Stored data

::::

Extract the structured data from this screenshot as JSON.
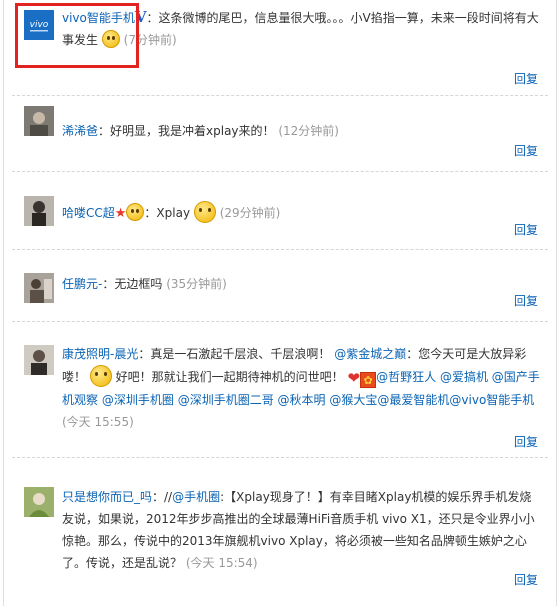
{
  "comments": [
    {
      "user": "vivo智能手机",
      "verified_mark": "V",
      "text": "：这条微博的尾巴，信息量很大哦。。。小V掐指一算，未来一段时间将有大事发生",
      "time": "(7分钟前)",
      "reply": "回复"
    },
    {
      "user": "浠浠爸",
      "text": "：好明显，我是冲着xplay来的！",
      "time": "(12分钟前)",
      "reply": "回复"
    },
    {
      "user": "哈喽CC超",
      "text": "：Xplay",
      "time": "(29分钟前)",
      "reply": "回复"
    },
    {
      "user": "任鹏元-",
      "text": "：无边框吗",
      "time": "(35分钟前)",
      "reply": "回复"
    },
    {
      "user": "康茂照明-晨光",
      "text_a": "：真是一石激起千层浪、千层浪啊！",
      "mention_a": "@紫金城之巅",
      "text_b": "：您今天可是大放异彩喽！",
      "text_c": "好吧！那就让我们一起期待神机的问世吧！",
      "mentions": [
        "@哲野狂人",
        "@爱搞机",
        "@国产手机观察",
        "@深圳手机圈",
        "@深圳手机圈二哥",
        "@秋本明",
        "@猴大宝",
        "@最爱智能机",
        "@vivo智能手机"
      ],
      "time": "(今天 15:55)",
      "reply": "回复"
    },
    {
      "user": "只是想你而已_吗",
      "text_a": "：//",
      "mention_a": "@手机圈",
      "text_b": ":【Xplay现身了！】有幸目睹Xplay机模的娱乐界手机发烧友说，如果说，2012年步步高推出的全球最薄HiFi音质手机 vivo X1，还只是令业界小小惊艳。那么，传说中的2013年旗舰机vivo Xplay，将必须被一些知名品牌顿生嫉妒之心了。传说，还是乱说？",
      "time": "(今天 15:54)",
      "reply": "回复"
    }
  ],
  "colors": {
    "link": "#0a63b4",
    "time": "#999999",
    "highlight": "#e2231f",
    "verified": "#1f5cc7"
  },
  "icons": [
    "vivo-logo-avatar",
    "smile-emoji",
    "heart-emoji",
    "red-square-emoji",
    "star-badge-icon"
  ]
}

::::

Task brief:
Repeat the records above verbatim, with no pictures in the result.

Correct result:
Extract the structured data from this screenshot as JSON.
{
  "comments": [
    {
      "user": "vivo智能手机",
      "verified_mark": "V",
      "text": "：这条微博的尾巴，信息量很大哦。。。小V掐指一算，未来一段时间将有大事发生",
      "time": "(7分钟前)",
      "reply": "回复"
    },
    {
      "user": "浠浠爸",
      "text": "：好明显，我是冲着xplay来的！",
      "time": "(12分钟前)",
      "reply": "回复"
    },
    {
      "user": "哈喽CC超",
      "text": "：Xplay",
      "time": "(29分钟前)",
      "reply": "回复"
    },
    {
      "user": "任鹏元-",
      "text": "：无边框吗",
      "time": "(35分钟前)",
      "reply": "回复"
    },
    {
      "user": "康茂照明-晨光",
      "text_a": "：真是一石激起千层浪、千层浪啊！",
      "mention_a": "@紫金城之巅",
      "text_b": "：您今天可是大放异彩喽！",
      "text_c": "好吧！那就让我们一起期待神机的问世吧！",
      "mentions": [
        "@哲野狂人",
        "@爱搞机",
        "@国产手机观察",
        "@深圳手机圈",
        "@深圳手机圈二哥",
        "@秋本明",
        "@猴大宝",
        "@最爱智能机",
        "@vivo智能手机"
      ],
      "time": "(今天 15:55)",
      "reply": "回复"
    },
    {
      "user": "只是想你而已_吗",
      "text_a": "：//",
      "mention_a": "@手机圈",
      "text_b": ":【Xplay现身了！】有幸目睹Xplay机模的娱乐界手机发烧友说，如果说，2012年步步高推出的全球最薄HiFi音质手机 vivo X1，还只是令业界小小惊艳。那么，传说中的2013年旗舰机vivo Xplay，将必须被一些知名品牌顿生嫉妒之心了。传说，还是乱说？",
      "time": "(今天 15:54)",
      "reply": "回复"
    }
  ],
  "colors": {
    "link": "#0a63b4",
    "time": "#999999",
    "highlight": "#e2231f",
    "verified": "#1f5cc7"
  },
  "icons": [
    "vivo-logo-avatar",
    "smile-emoji",
    "heart-emoji",
    "red-square-emoji",
    "star-badge-icon"
  ]
}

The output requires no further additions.